Collected data

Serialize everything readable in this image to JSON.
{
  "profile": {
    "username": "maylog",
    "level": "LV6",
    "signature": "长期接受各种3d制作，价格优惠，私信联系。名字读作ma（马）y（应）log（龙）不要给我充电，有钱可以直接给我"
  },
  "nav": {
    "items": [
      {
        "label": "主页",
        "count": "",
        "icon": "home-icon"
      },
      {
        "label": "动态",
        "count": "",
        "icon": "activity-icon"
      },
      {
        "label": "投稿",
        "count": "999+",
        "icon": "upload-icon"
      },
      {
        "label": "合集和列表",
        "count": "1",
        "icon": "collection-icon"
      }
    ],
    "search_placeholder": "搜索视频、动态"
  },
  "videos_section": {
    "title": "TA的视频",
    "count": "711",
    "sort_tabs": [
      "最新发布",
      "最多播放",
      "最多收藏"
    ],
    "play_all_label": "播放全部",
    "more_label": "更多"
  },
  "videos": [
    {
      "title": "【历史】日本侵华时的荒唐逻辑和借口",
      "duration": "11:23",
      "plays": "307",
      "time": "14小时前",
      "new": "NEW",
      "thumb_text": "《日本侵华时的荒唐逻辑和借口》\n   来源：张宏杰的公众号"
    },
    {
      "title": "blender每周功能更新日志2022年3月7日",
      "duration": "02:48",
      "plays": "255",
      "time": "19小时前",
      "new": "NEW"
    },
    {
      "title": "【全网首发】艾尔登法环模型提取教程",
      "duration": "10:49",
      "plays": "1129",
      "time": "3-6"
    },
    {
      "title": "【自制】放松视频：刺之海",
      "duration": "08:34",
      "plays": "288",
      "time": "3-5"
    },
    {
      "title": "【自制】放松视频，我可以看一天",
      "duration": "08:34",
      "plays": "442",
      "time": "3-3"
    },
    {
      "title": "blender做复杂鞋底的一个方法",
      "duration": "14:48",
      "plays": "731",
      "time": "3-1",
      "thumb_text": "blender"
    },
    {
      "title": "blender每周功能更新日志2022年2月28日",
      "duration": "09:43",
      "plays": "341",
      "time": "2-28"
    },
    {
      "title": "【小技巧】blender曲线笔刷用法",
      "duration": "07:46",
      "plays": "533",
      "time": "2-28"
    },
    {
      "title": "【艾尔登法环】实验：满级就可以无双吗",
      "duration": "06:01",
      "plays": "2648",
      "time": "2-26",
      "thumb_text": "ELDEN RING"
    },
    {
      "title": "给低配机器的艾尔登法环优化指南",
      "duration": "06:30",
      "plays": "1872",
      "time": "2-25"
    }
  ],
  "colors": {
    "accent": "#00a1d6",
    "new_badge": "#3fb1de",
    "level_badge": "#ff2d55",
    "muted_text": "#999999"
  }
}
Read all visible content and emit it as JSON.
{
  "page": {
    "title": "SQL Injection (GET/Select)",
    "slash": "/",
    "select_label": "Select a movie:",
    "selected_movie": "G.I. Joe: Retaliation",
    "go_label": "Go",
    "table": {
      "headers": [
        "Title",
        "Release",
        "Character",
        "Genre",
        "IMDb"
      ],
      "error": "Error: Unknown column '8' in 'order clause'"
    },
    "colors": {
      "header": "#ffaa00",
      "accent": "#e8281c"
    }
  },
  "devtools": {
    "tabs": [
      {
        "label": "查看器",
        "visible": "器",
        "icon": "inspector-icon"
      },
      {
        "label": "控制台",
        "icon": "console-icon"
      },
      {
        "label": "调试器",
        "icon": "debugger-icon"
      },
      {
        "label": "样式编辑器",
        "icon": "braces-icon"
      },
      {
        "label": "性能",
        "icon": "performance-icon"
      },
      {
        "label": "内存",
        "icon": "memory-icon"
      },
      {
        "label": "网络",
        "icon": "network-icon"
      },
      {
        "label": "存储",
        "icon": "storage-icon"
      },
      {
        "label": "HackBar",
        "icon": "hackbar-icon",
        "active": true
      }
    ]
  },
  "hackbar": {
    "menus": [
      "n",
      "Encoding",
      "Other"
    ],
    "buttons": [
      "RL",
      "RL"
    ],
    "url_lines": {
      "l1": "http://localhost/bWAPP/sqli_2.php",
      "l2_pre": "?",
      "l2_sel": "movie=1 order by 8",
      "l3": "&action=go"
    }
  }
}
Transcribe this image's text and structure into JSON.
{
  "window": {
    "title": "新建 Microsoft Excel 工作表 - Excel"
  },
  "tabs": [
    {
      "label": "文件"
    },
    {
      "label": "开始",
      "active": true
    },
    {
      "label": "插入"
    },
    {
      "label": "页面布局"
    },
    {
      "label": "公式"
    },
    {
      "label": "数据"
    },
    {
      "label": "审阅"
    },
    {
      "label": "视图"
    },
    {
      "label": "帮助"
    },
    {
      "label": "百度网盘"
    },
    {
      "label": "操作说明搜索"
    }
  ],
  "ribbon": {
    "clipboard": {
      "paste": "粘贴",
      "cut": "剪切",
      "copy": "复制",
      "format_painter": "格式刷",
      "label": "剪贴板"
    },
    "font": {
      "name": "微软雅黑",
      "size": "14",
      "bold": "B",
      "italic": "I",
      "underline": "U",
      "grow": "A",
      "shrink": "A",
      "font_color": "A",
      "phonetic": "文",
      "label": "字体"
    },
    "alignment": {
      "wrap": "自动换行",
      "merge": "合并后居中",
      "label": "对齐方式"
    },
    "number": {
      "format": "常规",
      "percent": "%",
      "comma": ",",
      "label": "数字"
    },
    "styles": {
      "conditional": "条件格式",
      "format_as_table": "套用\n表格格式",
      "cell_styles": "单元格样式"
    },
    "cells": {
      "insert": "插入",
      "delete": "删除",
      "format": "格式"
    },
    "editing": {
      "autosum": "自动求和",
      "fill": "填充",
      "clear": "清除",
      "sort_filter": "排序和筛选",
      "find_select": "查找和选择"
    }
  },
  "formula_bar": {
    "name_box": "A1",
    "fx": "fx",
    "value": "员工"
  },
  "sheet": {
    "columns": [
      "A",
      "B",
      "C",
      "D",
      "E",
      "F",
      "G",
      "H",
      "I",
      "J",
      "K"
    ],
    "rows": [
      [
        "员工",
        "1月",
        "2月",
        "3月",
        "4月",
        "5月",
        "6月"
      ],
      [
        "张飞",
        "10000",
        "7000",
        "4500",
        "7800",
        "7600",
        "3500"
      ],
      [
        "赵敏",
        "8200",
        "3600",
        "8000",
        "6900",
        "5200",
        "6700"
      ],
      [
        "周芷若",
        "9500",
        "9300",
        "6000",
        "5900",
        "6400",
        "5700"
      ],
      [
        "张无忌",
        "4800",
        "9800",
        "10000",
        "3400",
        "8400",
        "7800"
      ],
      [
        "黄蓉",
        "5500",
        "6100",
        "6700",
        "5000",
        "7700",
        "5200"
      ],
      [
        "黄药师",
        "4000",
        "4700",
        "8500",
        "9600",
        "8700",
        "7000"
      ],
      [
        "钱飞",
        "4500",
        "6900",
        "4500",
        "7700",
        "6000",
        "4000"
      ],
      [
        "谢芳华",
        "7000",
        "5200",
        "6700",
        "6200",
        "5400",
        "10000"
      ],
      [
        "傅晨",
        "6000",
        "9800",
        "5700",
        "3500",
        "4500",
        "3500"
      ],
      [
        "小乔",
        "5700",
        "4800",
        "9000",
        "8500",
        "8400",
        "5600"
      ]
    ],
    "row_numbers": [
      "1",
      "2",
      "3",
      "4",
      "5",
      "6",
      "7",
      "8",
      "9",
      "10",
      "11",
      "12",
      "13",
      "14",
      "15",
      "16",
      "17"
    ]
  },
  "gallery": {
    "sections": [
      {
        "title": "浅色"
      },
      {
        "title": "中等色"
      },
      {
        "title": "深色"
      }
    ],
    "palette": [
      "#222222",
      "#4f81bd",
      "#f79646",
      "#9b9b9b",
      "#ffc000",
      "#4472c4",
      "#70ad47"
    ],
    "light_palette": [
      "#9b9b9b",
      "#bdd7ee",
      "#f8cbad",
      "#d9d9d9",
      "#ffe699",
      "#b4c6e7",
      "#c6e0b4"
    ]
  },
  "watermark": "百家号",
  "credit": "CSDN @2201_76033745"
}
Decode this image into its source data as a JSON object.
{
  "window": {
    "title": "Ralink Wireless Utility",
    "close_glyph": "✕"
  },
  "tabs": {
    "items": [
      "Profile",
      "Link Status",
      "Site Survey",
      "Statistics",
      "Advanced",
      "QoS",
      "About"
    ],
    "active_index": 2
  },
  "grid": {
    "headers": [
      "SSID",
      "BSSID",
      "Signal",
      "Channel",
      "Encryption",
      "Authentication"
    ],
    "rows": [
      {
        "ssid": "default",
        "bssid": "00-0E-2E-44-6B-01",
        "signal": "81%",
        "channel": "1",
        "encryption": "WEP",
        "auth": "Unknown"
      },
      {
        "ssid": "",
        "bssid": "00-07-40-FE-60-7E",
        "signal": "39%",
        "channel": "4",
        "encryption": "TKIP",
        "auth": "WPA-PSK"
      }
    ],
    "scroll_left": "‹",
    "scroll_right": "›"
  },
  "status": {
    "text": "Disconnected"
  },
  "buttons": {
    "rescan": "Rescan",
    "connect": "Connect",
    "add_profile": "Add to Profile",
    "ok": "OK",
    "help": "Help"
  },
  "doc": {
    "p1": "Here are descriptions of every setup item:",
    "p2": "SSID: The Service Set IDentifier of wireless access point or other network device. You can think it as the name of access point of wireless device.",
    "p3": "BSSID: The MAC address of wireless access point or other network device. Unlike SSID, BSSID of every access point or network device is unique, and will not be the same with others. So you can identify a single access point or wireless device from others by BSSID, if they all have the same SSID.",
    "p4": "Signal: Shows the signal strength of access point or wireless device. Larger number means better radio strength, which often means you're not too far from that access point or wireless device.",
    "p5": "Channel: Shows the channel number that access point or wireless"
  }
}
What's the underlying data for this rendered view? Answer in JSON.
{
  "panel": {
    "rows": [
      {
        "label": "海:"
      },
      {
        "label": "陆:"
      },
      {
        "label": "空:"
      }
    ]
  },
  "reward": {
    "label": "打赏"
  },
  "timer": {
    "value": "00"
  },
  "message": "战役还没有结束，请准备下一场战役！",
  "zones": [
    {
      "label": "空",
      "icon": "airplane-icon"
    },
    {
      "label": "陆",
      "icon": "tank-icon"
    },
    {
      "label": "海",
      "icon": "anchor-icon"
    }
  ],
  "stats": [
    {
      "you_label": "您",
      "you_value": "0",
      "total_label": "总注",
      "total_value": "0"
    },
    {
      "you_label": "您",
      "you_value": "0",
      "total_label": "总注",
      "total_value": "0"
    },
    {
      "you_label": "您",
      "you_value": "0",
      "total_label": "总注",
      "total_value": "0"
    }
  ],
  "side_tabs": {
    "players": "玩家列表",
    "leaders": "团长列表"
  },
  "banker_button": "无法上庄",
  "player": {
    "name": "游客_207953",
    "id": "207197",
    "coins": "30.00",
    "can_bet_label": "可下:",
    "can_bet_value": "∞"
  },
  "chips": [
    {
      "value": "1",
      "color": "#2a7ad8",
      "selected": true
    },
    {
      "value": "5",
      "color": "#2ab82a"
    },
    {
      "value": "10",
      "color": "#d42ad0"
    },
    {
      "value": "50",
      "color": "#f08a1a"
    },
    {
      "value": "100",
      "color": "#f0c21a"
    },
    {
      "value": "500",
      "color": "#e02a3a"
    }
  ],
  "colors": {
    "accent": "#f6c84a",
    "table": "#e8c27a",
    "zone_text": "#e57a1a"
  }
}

**YOUR TASK**
Show all lines from the data above in which the word "order" appears.

**COMPLETE OUTPUT**
      "error": "Error: Unknown column '8' in 'order clause'"
      "l2_sel": "movie=1 order by 8",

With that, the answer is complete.